### Data ###

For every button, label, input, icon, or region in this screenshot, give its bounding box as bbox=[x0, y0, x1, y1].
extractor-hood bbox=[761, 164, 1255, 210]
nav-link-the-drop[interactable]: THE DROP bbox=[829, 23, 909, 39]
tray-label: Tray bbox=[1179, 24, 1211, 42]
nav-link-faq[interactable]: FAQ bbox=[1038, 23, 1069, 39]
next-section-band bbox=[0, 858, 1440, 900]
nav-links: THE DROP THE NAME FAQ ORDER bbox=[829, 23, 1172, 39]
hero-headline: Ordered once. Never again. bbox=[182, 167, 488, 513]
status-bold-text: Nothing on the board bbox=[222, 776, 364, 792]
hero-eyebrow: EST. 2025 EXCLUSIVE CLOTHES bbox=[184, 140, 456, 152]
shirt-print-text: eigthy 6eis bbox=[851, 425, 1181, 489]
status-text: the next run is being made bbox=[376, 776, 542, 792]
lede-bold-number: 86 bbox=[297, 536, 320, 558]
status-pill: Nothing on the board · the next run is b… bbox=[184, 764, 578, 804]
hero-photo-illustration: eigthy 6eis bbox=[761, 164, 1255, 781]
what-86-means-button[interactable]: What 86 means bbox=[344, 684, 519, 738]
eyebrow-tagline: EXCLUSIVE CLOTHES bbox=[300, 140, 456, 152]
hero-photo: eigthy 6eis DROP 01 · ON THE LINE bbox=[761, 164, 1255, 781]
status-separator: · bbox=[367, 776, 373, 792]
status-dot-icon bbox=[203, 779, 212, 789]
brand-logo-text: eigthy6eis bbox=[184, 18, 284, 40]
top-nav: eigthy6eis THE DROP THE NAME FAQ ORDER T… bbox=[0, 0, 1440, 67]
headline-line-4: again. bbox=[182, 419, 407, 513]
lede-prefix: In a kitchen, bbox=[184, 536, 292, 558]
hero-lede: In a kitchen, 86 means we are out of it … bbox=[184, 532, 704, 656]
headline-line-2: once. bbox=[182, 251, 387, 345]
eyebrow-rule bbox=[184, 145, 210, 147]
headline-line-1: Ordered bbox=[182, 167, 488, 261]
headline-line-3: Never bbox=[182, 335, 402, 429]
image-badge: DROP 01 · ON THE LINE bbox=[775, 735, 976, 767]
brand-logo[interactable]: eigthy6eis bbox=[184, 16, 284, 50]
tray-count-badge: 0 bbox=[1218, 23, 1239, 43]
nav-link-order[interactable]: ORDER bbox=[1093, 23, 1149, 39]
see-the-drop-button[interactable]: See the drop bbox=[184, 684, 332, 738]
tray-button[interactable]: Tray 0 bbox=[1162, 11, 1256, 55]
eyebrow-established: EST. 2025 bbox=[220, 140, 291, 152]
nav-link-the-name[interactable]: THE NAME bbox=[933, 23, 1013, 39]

###

Job >> Can you repeat everything in the records above, from the very first line down through the line containing "nav-link-order[interactable]: ORDER bbox=[1093, 23, 1149, 39]"?

Written solution >>
For every button, label, input, icon, or region in this screenshot, give its bounding box as bbox=[x0, y0, x1, y1].
extractor-hood bbox=[761, 164, 1255, 210]
nav-link-the-drop[interactable]: THE DROP bbox=[829, 23, 909, 39]
tray-label: Tray bbox=[1179, 24, 1211, 42]
nav-link-faq[interactable]: FAQ bbox=[1038, 23, 1069, 39]
next-section-band bbox=[0, 858, 1440, 900]
nav-links: THE DROP THE NAME FAQ ORDER bbox=[829, 23, 1172, 39]
hero-headline: Ordered once. Never again. bbox=[182, 167, 488, 513]
status-bold-text: Nothing on the board bbox=[222, 776, 364, 792]
hero-eyebrow: EST. 2025 EXCLUSIVE CLOTHES bbox=[184, 140, 456, 152]
shirt-print-text: eigthy 6eis bbox=[851, 425, 1181, 489]
status-text: the next run is being made bbox=[376, 776, 542, 792]
lede-bold-number: 86 bbox=[297, 536, 320, 558]
status-pill: Nothing on the board · the next run is b… bbox=[184, 764, 578, 804]
hero-photo-illustration: eigthy 6eis bbox=[761, 164, 1255, 781]
what-86-means-button[interactable]: What 86 means bbox=[344, 684, 519, 738]
eyebrow-tagline: EXCLUSIVE CLOTHES bbox=[300, 140, 456, 152]
hero-photo: eigthy 6eis DROP 01 · ON THE LINE bbox=[761, 164, 1255, 781]
status-separator: · bbox=[367, 776, 373, 792]
status-dot-icon bbox=[203, 779, 212, 789]
brand-logo-text: eigthy6eis bbox=[184, 18, 284, 40]
top-nav: eigthy6eis THE DROP THE NAME FAQ ORDER T… bbox=[0, 0, 1440, 67]
headline-line-4: again. bbox=[182, 419, 407, 513]
lede-prefix: In a kitchen, bbox=[184, 536, 292, 558]
hero-lede: In a kitchen, 86 means we are out of it … bbox=[184, 532, 704, 656]
headline-line-2: once. bbox=[182, 251, 387, 345]
eyebrow-rule bbox=[184, 145, 210, 147]
headline-line-1: Ordered bbox=[182, 167, 488, 261]
headline-line-3: Never bbox=[182, 335, 402, 429]
image-badge: DROP 01 · ON THE LINE bbox=[775, 735, 976, 767]
brand-logo[interactable]: eigthy6eis bbox=[184, 16, 284, 50]
tray-count-badge: 0 bbox=[1218, 23, 1239, 43]
nav-link-order[interactable]: ORDER bbox=[1093, 23, 1149, 39]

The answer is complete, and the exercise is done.